INFORMATION PROVIDED:
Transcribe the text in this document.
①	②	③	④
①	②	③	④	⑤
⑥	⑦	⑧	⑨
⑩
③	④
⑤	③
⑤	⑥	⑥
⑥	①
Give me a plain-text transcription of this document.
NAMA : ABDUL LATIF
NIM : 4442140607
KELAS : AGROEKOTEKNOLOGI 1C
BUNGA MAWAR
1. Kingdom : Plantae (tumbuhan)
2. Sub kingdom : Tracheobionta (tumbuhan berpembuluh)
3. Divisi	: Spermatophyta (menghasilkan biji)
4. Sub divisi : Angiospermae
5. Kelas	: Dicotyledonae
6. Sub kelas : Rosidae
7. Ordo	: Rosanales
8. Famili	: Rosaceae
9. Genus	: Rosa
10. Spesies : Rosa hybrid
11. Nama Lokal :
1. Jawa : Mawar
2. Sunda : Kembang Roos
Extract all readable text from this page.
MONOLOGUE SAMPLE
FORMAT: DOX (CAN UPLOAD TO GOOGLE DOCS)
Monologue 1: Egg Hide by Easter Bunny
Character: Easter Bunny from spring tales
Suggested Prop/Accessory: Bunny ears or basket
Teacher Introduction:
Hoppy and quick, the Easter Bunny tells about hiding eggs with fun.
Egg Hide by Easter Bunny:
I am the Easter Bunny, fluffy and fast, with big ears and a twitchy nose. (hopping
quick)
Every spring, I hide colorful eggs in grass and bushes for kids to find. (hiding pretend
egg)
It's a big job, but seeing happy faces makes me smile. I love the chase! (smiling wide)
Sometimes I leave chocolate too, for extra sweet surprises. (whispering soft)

EXERCISE DESCRIPTION: Restate the data above word for word, please.

COMPLETED EXERCISE:
Transcribe the text in this document.
①	②	③	④
①	②	③	④	⑤
⑥	⑦	⑧	⑨
⑩
③	④
⑤	③
⑤	⑥	⑥
⑥	①
Give me a plain-text transcription of this document.
NAMA : ABDUL LATIF
NIM : 4442140607
KELAS : AGROEKOTEKNOLOGI 1C
BUNGA MAWAR
1. Kingdom : Plantae (tumbuhan)
2. Sub kingdom : Tracheobionta (tumbuhan berpembuluh)
3. Divisi	: Spermatophyta (menghasilkan biji)
4. Sub divisi : Angiospermae
5. Kelas	: Dicotyledonae
6. Sub kelas : Rosidae
7. Ordo	: Rosanales
8. Famili	: Rosaceae
9. Genus	: Rosa
10. Spesies : Rosa hybrid
11. Nama Lokal :
1. Jawa : Mawar
2. Sunda : Kembang Roos
Extract all readable text from this page.
MONOLOGUE SAMPLE
FORMAT: DOX (CAN UPLOAD TO GOOGLE DOCS)
Monologue 1: Egg Hide by Easter Bunny
Character: Easter Bunny from spring tales
Suggested Prop/Accessory: Bunny ears or basket
Teacher Introduction:
Hoppy and quick, the Easter Bunny tells about hiding eggs with fun.
Egg Hide by Easter Bunny:
I am the Easter Bunny, fluffy and fast, with big ears and a twitchy nose. (hopping
quick)
Every spring, I hide colorful eggs in grass and bushes for kids to find. (hiding pretend
egg)
It's a big job, but seeing happy faces makes me smile. I love the chase! (smiling wide)
Sometimes I leave chocolate too, for extra sweet surprises. (whispering soft)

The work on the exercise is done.